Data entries
______

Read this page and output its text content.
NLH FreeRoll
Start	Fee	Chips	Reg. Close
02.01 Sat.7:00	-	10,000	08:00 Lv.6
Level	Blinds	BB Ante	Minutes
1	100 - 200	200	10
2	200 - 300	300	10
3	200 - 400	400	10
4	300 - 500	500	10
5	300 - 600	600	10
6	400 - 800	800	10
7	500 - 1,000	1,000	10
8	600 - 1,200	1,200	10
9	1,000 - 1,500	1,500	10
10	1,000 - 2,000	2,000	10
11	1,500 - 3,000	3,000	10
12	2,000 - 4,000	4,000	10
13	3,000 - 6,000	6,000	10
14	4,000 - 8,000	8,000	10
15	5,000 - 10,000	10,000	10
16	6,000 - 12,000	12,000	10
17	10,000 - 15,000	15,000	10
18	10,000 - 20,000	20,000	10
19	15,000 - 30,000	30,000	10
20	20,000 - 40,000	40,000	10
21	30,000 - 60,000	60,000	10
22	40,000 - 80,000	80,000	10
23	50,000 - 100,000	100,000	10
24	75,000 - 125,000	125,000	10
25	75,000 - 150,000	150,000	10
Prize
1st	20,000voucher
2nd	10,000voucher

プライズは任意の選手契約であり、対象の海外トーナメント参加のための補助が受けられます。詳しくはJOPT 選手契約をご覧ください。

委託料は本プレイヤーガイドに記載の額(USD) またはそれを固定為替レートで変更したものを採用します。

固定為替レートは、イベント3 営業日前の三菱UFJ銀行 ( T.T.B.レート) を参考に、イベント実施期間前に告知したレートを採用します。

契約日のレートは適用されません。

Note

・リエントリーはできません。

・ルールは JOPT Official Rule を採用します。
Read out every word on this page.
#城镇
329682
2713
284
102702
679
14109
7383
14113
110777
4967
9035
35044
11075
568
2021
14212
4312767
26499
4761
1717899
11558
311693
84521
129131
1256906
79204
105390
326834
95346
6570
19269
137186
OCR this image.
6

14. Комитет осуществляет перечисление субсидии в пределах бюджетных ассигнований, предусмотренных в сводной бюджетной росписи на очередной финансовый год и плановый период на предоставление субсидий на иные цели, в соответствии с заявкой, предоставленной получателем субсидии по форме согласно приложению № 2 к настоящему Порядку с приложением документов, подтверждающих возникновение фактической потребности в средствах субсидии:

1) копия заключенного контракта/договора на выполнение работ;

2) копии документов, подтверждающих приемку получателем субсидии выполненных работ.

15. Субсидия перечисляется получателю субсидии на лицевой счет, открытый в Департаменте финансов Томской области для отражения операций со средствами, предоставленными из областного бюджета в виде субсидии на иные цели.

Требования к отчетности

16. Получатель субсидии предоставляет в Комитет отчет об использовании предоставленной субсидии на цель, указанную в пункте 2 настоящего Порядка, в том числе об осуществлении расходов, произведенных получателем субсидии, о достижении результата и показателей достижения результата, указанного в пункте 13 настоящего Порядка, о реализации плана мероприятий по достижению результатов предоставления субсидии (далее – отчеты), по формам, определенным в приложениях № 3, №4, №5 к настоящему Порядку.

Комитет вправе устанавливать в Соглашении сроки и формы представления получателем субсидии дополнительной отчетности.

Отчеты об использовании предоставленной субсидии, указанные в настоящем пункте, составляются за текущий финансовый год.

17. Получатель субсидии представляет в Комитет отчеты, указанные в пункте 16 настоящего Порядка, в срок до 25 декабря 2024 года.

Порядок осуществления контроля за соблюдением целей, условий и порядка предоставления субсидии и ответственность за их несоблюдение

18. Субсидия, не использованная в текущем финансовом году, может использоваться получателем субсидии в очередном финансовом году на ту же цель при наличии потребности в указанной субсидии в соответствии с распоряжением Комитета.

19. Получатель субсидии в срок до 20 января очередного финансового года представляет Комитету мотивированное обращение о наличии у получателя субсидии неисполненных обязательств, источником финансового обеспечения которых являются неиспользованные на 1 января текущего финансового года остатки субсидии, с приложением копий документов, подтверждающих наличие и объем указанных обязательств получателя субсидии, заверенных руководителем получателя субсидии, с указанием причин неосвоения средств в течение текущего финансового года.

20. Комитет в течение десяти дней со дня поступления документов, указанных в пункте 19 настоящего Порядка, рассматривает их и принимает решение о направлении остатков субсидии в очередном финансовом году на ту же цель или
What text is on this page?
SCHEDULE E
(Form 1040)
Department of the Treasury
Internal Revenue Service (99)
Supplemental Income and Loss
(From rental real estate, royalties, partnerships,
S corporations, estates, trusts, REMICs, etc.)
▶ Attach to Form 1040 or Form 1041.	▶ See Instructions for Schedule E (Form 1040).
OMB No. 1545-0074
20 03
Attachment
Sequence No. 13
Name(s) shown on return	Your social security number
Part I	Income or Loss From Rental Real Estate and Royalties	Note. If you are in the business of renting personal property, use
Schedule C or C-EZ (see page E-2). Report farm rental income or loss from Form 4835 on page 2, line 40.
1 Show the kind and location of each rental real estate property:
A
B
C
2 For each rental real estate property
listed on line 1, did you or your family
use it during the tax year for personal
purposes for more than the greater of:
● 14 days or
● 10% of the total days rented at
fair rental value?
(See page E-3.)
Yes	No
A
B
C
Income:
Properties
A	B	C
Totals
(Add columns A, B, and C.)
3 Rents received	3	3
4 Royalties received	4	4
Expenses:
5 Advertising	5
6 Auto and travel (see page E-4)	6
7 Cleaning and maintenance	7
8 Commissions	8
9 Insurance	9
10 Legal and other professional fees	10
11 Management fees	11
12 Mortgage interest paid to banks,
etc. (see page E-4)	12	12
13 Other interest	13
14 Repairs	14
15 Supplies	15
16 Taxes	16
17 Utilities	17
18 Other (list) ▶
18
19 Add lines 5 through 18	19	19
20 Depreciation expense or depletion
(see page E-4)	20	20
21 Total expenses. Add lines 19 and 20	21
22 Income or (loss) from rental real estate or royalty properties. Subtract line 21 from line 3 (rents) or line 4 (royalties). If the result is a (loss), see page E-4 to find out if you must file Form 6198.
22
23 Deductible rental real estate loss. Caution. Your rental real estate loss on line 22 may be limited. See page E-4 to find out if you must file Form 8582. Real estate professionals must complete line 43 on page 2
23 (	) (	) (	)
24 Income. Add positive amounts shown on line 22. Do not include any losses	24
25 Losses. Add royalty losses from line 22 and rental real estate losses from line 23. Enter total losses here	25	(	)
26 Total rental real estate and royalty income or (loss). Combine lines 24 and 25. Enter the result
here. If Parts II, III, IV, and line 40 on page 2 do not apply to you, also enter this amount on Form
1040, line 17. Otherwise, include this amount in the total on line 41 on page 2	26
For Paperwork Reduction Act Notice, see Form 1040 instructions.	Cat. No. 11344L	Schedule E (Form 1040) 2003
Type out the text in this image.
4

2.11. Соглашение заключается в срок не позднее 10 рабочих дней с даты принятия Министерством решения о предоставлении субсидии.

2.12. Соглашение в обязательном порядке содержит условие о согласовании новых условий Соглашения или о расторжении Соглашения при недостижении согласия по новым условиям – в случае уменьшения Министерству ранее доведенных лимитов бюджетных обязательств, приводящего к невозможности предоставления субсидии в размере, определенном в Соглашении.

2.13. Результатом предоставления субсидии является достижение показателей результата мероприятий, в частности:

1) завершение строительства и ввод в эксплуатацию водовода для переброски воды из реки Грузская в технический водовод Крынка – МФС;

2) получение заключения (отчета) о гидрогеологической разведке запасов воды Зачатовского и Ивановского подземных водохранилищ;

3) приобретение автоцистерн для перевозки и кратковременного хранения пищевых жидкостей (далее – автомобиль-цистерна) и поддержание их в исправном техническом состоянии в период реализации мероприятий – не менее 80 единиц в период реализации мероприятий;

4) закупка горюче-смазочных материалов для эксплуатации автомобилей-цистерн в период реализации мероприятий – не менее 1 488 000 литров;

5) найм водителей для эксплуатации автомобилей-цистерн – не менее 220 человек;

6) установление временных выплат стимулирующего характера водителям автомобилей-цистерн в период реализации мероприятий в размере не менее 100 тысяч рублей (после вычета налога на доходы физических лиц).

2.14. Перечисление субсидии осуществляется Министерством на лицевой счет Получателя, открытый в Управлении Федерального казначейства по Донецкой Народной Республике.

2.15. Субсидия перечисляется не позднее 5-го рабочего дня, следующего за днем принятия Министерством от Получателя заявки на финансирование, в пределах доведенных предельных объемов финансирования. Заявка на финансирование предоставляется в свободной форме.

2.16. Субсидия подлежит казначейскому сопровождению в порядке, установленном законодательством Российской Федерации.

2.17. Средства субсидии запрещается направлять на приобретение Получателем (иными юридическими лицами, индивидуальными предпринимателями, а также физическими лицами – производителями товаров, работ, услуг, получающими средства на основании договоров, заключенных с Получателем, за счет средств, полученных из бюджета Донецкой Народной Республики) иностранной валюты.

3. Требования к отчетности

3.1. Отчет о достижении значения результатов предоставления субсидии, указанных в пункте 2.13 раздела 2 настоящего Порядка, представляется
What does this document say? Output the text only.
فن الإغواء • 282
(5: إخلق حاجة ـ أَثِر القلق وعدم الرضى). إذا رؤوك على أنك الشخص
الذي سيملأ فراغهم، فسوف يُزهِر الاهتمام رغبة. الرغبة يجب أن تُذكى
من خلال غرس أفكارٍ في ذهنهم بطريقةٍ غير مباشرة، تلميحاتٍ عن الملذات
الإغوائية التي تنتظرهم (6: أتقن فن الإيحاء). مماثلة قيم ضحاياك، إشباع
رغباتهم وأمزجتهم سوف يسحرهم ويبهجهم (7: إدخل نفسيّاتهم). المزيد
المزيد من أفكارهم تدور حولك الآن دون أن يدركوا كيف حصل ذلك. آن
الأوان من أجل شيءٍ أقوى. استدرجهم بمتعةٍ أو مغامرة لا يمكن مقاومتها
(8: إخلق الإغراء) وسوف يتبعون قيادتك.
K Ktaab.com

______

What to work on ::
Show the lines of the material that contain the word "отчетности".

Answer to the problem ::
Требования к отчетности
Комитет вправе устанавливать в Соглашении сроки и формы представления получателем субсидии дополнительной отчетности.
3. Требования к отчетности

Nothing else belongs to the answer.